(Task description)
Draw out every line with the word "JSON" from the listing below.

START Material shown

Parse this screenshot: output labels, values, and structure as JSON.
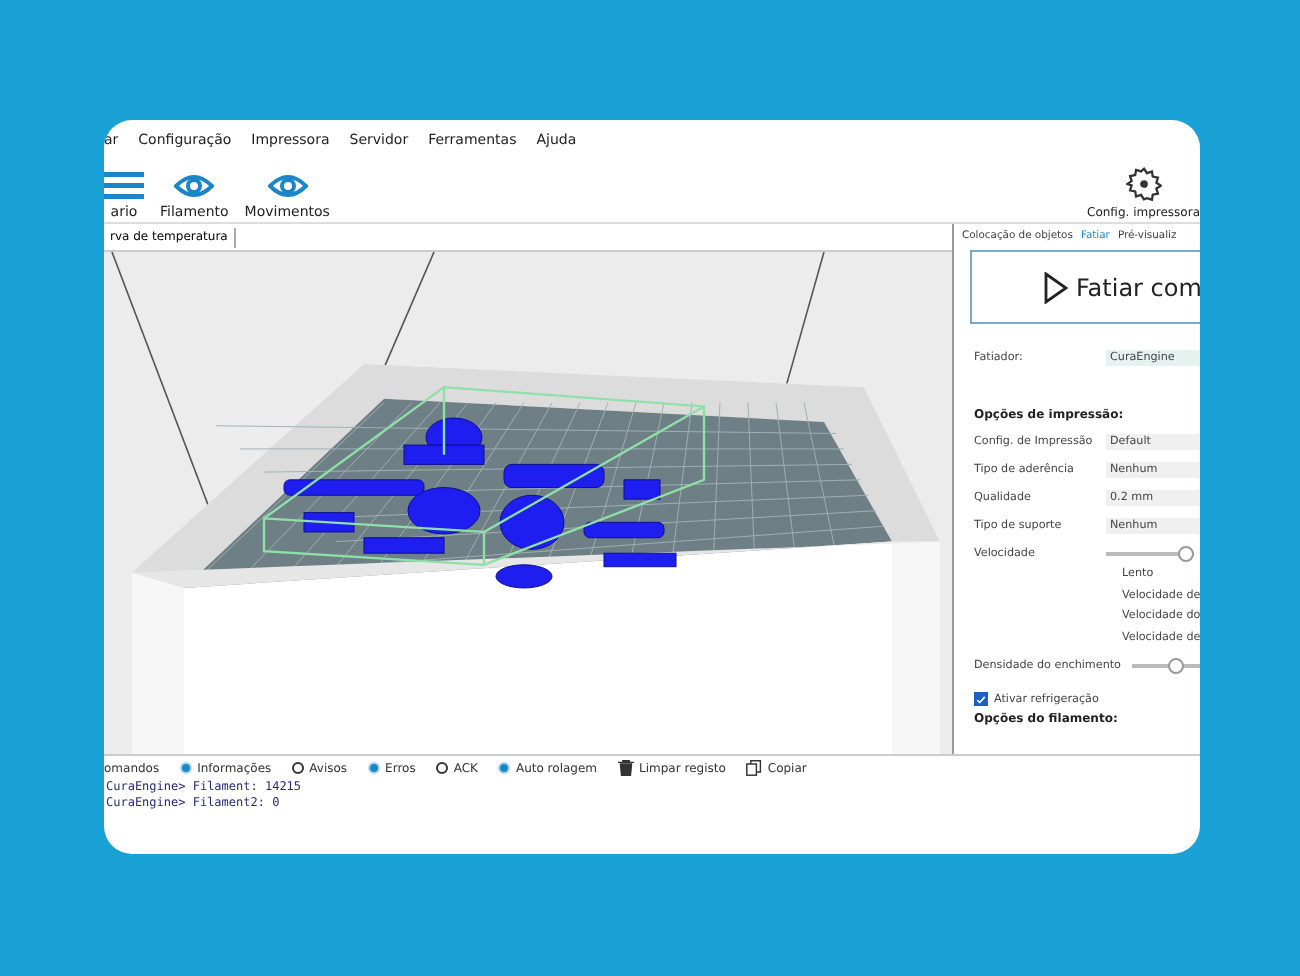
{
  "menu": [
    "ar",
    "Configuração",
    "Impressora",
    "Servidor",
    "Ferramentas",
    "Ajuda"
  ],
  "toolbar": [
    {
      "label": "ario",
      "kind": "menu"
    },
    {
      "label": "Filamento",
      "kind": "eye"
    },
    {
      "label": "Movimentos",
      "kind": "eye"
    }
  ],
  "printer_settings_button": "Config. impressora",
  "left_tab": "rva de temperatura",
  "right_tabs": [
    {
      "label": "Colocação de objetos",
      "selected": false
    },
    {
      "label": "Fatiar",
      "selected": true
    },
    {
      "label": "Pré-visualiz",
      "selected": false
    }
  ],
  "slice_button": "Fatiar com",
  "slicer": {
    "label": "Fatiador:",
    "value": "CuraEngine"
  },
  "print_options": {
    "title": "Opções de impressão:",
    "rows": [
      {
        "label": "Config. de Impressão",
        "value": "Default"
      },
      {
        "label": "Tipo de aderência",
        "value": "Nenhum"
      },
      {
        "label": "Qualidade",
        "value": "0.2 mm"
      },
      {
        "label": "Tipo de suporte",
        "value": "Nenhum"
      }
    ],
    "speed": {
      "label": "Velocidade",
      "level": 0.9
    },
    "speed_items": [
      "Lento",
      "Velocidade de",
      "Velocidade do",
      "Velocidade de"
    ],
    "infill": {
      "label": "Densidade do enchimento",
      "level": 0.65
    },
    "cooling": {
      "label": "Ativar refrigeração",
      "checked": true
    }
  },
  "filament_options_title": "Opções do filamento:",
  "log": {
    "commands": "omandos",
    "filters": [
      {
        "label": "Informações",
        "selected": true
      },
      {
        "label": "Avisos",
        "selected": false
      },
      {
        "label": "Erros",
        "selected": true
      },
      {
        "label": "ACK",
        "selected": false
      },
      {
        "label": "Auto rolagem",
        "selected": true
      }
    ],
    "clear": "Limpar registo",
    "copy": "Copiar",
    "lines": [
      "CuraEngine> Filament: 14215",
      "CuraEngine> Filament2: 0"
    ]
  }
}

END Material shown
START Material shown

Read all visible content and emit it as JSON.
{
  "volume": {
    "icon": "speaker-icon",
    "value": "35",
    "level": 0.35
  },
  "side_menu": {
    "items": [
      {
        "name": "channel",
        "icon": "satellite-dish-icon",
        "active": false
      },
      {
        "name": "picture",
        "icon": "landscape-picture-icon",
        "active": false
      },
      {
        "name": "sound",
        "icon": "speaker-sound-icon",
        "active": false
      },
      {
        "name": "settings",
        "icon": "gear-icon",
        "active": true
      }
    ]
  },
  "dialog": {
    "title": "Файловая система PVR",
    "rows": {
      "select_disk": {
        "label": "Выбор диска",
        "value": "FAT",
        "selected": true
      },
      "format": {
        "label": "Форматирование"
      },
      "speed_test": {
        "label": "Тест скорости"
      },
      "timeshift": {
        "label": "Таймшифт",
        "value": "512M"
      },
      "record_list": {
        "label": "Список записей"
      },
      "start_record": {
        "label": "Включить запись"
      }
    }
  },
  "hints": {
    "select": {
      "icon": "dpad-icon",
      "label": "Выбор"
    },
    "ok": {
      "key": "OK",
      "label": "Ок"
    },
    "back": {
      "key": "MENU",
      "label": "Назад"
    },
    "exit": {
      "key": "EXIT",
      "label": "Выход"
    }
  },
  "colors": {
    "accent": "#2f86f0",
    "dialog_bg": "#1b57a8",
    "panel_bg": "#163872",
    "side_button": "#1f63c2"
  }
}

END Material shown

(Result)
Parse this screenshot: output labels, values, and structure as JSON.
Read all visible content and emit it as JSON.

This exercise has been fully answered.